* _TASK BRIEF_: Please write out the material below exactly as given.

* _PROVIDED DATA_:
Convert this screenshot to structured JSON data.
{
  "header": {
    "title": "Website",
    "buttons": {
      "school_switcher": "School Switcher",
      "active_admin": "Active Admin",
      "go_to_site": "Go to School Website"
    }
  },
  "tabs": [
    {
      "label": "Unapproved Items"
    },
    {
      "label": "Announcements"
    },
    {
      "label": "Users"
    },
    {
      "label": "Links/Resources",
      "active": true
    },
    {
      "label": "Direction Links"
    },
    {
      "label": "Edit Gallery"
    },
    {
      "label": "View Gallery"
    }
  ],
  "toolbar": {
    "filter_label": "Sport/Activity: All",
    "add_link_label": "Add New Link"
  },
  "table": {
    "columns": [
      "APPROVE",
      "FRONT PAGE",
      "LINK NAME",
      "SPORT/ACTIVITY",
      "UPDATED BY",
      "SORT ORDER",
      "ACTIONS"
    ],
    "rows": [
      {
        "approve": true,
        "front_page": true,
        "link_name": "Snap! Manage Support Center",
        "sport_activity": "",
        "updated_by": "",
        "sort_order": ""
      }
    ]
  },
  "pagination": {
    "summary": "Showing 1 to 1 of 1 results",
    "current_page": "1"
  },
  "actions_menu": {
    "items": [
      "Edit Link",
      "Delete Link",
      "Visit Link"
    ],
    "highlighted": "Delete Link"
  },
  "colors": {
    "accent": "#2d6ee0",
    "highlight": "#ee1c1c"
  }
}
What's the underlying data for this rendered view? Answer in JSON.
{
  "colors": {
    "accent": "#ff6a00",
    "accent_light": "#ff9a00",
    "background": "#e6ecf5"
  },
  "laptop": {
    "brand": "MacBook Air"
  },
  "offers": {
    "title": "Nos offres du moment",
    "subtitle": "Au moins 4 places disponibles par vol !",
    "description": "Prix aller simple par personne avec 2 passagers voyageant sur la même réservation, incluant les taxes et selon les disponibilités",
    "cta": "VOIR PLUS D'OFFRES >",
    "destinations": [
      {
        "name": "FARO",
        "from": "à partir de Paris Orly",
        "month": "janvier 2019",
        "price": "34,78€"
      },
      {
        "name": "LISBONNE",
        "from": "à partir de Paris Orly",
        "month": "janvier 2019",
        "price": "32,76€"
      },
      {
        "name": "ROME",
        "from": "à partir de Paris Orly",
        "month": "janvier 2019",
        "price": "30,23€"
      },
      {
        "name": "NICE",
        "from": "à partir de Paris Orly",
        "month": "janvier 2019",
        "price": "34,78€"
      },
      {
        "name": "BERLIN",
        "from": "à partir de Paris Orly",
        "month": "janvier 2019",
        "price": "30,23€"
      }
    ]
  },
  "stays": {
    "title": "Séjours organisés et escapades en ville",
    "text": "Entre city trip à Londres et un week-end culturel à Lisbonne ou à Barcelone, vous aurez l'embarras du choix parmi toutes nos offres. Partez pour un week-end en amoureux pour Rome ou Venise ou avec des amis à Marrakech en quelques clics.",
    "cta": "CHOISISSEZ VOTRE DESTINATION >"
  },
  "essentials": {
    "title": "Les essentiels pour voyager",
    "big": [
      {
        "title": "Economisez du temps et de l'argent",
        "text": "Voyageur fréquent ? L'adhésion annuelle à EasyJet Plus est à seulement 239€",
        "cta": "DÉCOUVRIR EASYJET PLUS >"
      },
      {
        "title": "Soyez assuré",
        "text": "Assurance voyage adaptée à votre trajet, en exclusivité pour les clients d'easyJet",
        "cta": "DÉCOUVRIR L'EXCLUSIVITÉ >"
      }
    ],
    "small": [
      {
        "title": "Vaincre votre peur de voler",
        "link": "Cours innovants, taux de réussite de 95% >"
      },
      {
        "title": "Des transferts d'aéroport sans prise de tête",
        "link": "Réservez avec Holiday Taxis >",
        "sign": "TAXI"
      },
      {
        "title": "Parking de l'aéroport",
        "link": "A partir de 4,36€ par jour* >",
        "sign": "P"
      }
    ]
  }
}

* _FULL OUTPUT_:
Convert this screenshot to structured JSON data.
{
  "header": {
    "title": "Website",
    "buttons": {
      "school_switcher": "School Switcher",
      "active_admin": "Active Admin",
      "go_to_site": "Go to School Website"
    }
  },
  "tabs": [
    {
      "label": "Unapproved Items"
    },
    {
      "label": "Announcements"
    },
    {
      "label": "Users"
    },
    {
      "label": "Links/Resources",
      "active": true
    },
    {
      "label": "Direction Links"
    },
    {
      "label": "Edit Gallery"
    },
    {
      "label": "View Gallery"
    }
  ],
  "toolbar": {
    "filter_label": "Sport/Activity: All",
    "add_link_label": "Add New Link"
  },
  "table": {
    "columns": [
      "APPROVE",
      "FRONT PAGE",
      "LINK NAME",
      "SPORT/ACTIVITY",
      "UPDATED BY",
      "SORT ORDER",
      "ACTIONS"
    ],
    "rows": [
      {
        "approve": true,
        "front_page": true,
        "link_name": "Snap! Manage Support Center",
        "sport_activity": "",
        "updated_by": "",
        "sort_order": ""
      }
    ]
  },
  "pagination": {
    "summary": "Showing 1 to 1 of 1 results",
    "current_page": "1"
  },
  "actions_menu": {
    "items": [
      "Edit Link",
      "Delete Link",
      "Visit Link"
    ],
    "highlighted": "Delete Link"
  },
  "colors": {
    "accent": "#2d6ee0",
    "highlight": "#ee1c1c"
  }
}
What's the underlying data for this rendered view? Answer in JSON.
{
  "colors": {
    "accent": "#ff6a00",
    "accent_light": "#ff9a00",
    "background": "#e6ecf5"
  },
  "laptop": {
    "brand": "MacBook Air"
  },
  "offers": {
    "title": "Nos offres du moment",
    "subtitle": "Au moins 4 places disponibles par vol !",
    "description": "Prix aller simple par personne avec 2 passagers voyageant sur la même réservation, incluant les taxes et selon les disponibilités",
    "cta": "VOIR PLUS D'OFFRES >",
    "destinations": [
      {
        "name": "FARO",
        "from": "à partir de Paris Orly",
        "month": "janvier 2019",
        "price": "34,78€"
      },
      {
        "name": "LISBONNE",
        "from": "à partir de Paris Orly",
        "month": "janvier 2019",
        "price": "32,76€"
      },
      {
        "name": "ROME",
        "from": "à partir de Paris Orly",
        "month": "janvier 2019",
        "price": "30,23€"
      },
      {
        "name": "NICE",
        "from": "à partir de Paris Orly",
        "month": "janvier 2019",
        "price": "34,78€"
      },
      {
        "name": "BERLIN",
        "from": "à partir de Paris Orly",
        "month": "janvier 2019",
        "price": "30,23€"
      }
    ]
  },
  "stays": {
    "title": "Séjours organisés et escapades en ville",
    "text": "Entre city trip à Londres et un week-end culturel à Lisbonne ou à Barcelone, vous aurez l'embarras du choix parmi toutes nos offres. Partez pour un week-end en amoureux pour Rome ou Venise ou avec des amis à Marrakech en quelques clics.",
    "cta": "CHOISISSEZ VOTRE DESTINATION >"
  },
  "essentials": {
    "title": "Les essentiels pour voyager",
    "big": [
      {
        "title": "Economisez du temps et de l'argent",
        "text": "Voyageur fréquent ? L'adhésion annuelle à EasyJet Plus est à seulement 239€",
        "cta": "DÉCOUVRIR EASYJET PLUS >"
      },
      {
        "title": "Soyez assuré",
        "text": "Assurance voyage adaptée à votre trajet, en exclusivité pour les clients d'easyJet",
        "cta": "DÉCOUVRIR L'EXCLUSIVITÉ >"
      }
    ],
    "small": [
      {
        "title": "Vaincre votre peur de voler",
        "link": "Cours innovants, taux de réussite de 95% >"
      },
      {
        "title": "Des transferts d'aéroport sans prise de tête",
        "link": "Réservez avec Holiday Taxis >",
        "sign": "TAXI"
      },
      {
        "title": "Parking de l'aéroport",
        "link": "A partir de 4,36€ par jour* >",
        "sign": "P"
      }
    ]
  }
}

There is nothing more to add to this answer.